Short exercise – Transcribe the entries exactly; images are not part of the copy.

Given data –
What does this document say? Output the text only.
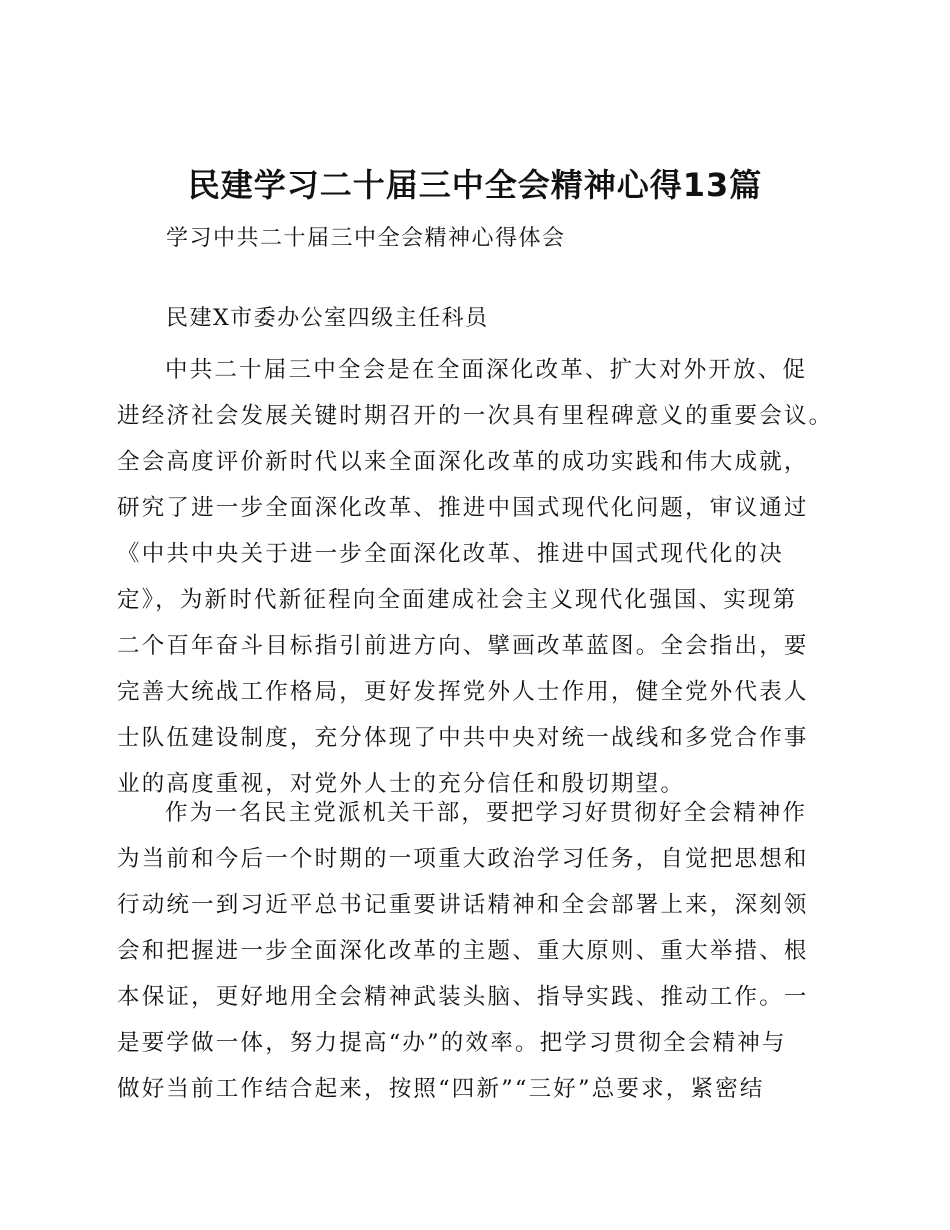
民建学习二十届三中全会精神心得13篇
学习中共二十届三中全会精神心得体会
民建X市委办公室四级主任科员
中共二十届三中全会是在全面深化改革、扩大对外开放、促
进经济社会发展关键时期召开的一次具有里程碑意义的重要会议。
全会高度评价新时代以来全面深化改革的成功实践和伟大成就，
研究了进一步全面深化改革、推进中国式现代化问题，审议通过
《中共中央关于进一步全面深化改革、推进中国式现代化的决
定》，为新时代新征程向全面建成社会主义现代化强国、实现第
二个百年奋斗目标指引前进方向、擘画改革蓝图。全会指出，要
完善大统战工作格局，更好发挥党外人士作用，健全党外代表人
士队伍建设制度，充分体现了中共中央对统一战线和多党合作事
业的高度重视，对党外人士的充分信任和殷切期望。
作为一名民主党派机关干部，要把学习好贯彻好全会精神作
为当前和今后一个时期的一项重大政治学习任务，自觉把思想和
行动统一到习近平总书记重要讲话精神和全会部署上来，深刻领
会和把握进一步全面深化改革的主题、重大原则、重大举措、根
本保证，更好地用全会精神武装头脑、指导实践、推动工作。一
是要学做一体，努力提高“办”的效率。把学习贯彻全会精神与
做好当前工作结合起来，按照“四新”“三好”总要求，紧密结
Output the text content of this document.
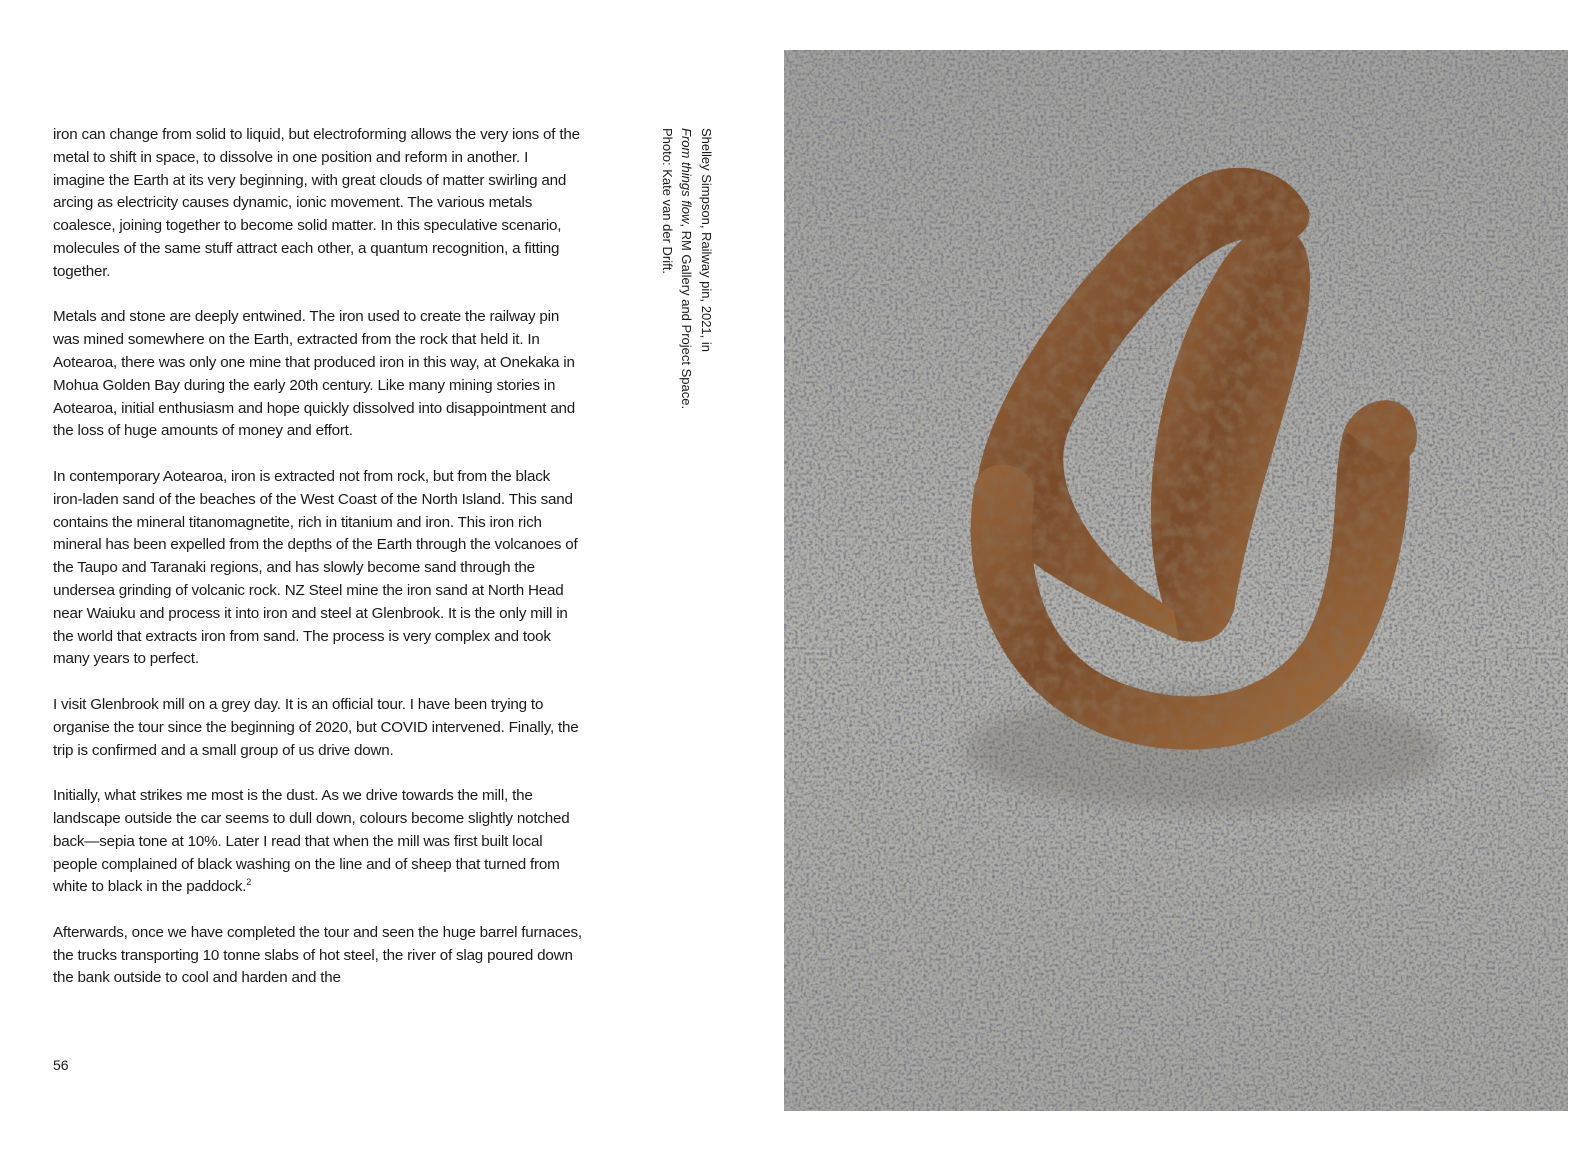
iron can change from solid to liquid, but electroforming allows the very ions of the metal to shift in space, to dissolve in one position and reform in another. I imagine the Earth at its very beginning, with great clouds of matter swirling and arcing as electricity causes dynamic, ionic movement. The various metals coalesce, joining together to become solid matter. In this speculative scenario, molecules of the same stuff attract each other, a quantum recognition, a fitting together.

Metals and stone are deeply entwined. The iron used to create the railway pin was mined somewhere on the Earth, extracted from the rock that held it. In Aotearoa, there was only one mine that produced iron in this way, at Onekaka in Mohua Golden Bay during the early 20th century. Like many mining stories in Aotearoa, initial enthusiasm and hope quickly dissolved into disappointment and the loss of huge amounts of money and effort.

In contemporary Aotearoa, iron is extracted not from rock, but from the black iron-laden sand of the beaches of the West Coast of the North Island. This sand contains the mineral titanomagnetite, rich in titanium and iron. This iron rich mineral has been expelled from the depths of the Earth through the volcanoes of the Taupo and Taranaki regions, and has slowly become sand through the undersea grinding of volcanic rock. NZ Steel mine the iron sand at North Head near Waiuku and process it into iron and steel at Glenbrook. It is the only mill in the world that extracts iron from sand. The process is very complex and took many years to perfect.

I visit Glenbrook mill on a grey day. It is an official tour. I have been trying to organise the tour since the beginning of 2020, but COVID intervened. Finally, the trip is confirmed and a small group of us drive down.

Initially, what strikes me most is the dust. As we drive towards the mill, the landscape outside the car seems to dull down, colours become slightly notched back—sepia tone at 10%. Later I read that when the mill was first built local people complained of black washing on the line and of sheep that turned from white to black in the paddock.$^2$

Afterwards, once we have completed the tour and seen the huge barrel furnaces, the trucks transporting 10 tonne slabs of hot steel, the river of slag poured down the bank outside to cool and harden and the

56
Shelley Simpson, Railway pin, 2021, in
From things flow, RM Gallery and Project Space.
Photo: Kate van der Drift.
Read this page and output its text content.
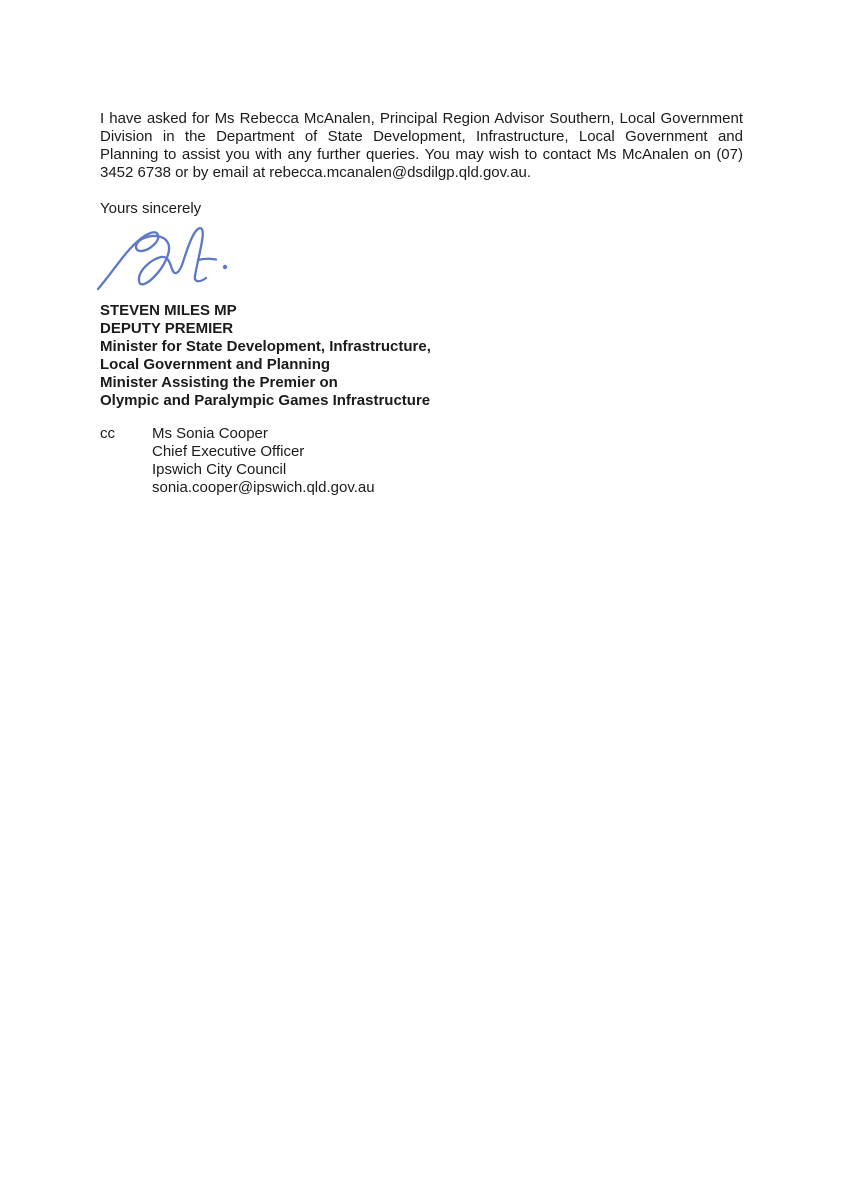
I have asked for Ms Rebecca McAnalen, Principal Region Advisor Southern, Local Government Division in the Department of State Development, Infrastructure, Local Government and Planning to assist you with any further queries. You may wish to contact Ms McAnalen on (07) 3452 6738 or by email at rebecca.mcanalen@dsdilgp.qld.gov.au.

Yours sincerely
STEVEN MILES MP
DEPUTY PREMIER
Minister for State Development, Infrastructure,
Local Government and Planning
Minister Assisting the Premier on
Olympic and Paralympic Games Infrastructure
cc	Ms Sonia Cooper
Chief Executive Officer
Ipswich City Council
sonia.cooper@ipswich.qld.gov.au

Task answer –
What does this document say? Output the text only.
民建学习二十届三中全会精神心得13篇
学习中共二十届三中全会精神心得体会
民建X市委办公室四级主任科员
中共二十届三中全会是在全面深化改革、扩大对外开放、促
进经济社会发展关键时期召开的一次具有里程碑意义的重要会议。
全会高度评价新时代以来全面深化改革的成功实践和伟大成就，
研究了进一步全面深化改革、推进中国式现代化问题，审议通过
《中共中央关于进一步全面深化改革、推进中国式现代化的决
定》，为新时代新征程向全面建成社会主义现代化强国、实现第
二个百年奋斗目标指引前进方向、擘画改革蓝图。全会指出，要
完善大统战工作格局，更好发挥党外人士作用，健全党外代表人
士队伍建设制度，充分体现了中共中央对统一战线和多党合作事
业的高度重视，对党外人士的充分信任和殷切期望。
作为一名民主党派机关干部，要把学习好贯彻好全会精神作
为当前和今后一个时期的一项重大政治学习任务，自觉把思想和
行动统一到习近平总书记重要讲话精神和全会部署上来，深刻领
会和把握进一步全面深化改革的主题、重大原则、重大举措、根
本保证，更好地用全会精神武装头脑、指导实践、推动工作。一
是要学做一体，努力提高“办”的效率。把学习贯彻全会精神与
做好当前工作结合起来，按照“四新”“三好”总要求，紧密结
Output the text content of this document.
iron can change from solid to liquid, but electroforming allows the very ions of the metal to shift in space, to dissolve in one position and reform in another. I imagine the Earth at its very beginning, with great clouds of matter swirling and arcing as electricity causes dynamic, ionic movement. The various metals coalesce, joining together to become solid matter. In this speculative scenario, molecules of the same stuff attract each other, a quantum recognition, a fitting together.

Metals and stone are deeply entwined. The iron used to create the railway pin was mined somewhere on the Earth, extracted from the rock that held it. In Aotearoa, there was only one mine that produced iron in this way, at Onekaka in Mohua Golden Bay during the early 20th century. Like many mining stories in Aotearoa, initial enthusiasm and hope quickly dissolved into disappointment and the loss of huge amounts of money and effort.

In contemporary Aotearoa, iron is extracted not from rock, but from the black iron-laden sand of the beaches of the West Coast of the North Island. This sand contains the mineral titanomagnetite, rich in titanium and iron. This iron rich mineral has been expelled from the depths of the Earth through the volcanoes of the Taupo and Taranaki regions, and has slowly become sand through the undersea grinding of volcanic rock. NZ Steel mine the iron sand at North Head near Waiuku and process it into iron and steel at Glenbrook. It is the only mill in the world that extracts iron from sand. The process is very complex and took many years to perfect.

I visit Glenbrook mill on a grey day. It is an official tour. I have been trying to organise the tour since the beginning of 2020, but COVID intervened. Finally, the trip is confirmed and a small group of us drive down.

Initially, what strikes me most is the dust. As we drive towards the mill, the landscape outside the car seems to dull down, colours become slightly notched back—sepia tone at 10%. Later I read that when the mill was first built local people complained of black washing on the line and of sheep that turned from white to black in the paddock.$^2$

Afterwards, once we have completed the tour and seen the huge barrel furnaces, the trucks transporting 10 tonne slabs of hot steel, the river of slag poured down the bank outside to cool and harden and the

56
Shelley Simpson, Railway pin, 2021, in
From things flow, RM Gallery and Project Space.
Photo: Kate van der Drift.
Read this page and output its text content.
I have asked for Ms Rebecca McAnalen, Principal Region Advisor Southern, Local Government Division in the Department of State Development, Infrastructure, Local Government and Planning to assist you with any further queries. You may wish to contact Ms McAnalen on (07) 3452 6738 or by email at rebecca.mcanalen@dsdilgp.qld.gov.au.

Yours sincerely
STEVEN MILES MP
DEPUTY PREMIER
Minister for State Development, Infrastructure,
Local Government and Planning
Minister Assisting the Premier on
Olympic and Paralympic Games Infrastructure
cc	Ms Sonia Cooper
Chief Executive Officer
Ipswich City Council
sonia.cooper@ipswich.qld.gov.au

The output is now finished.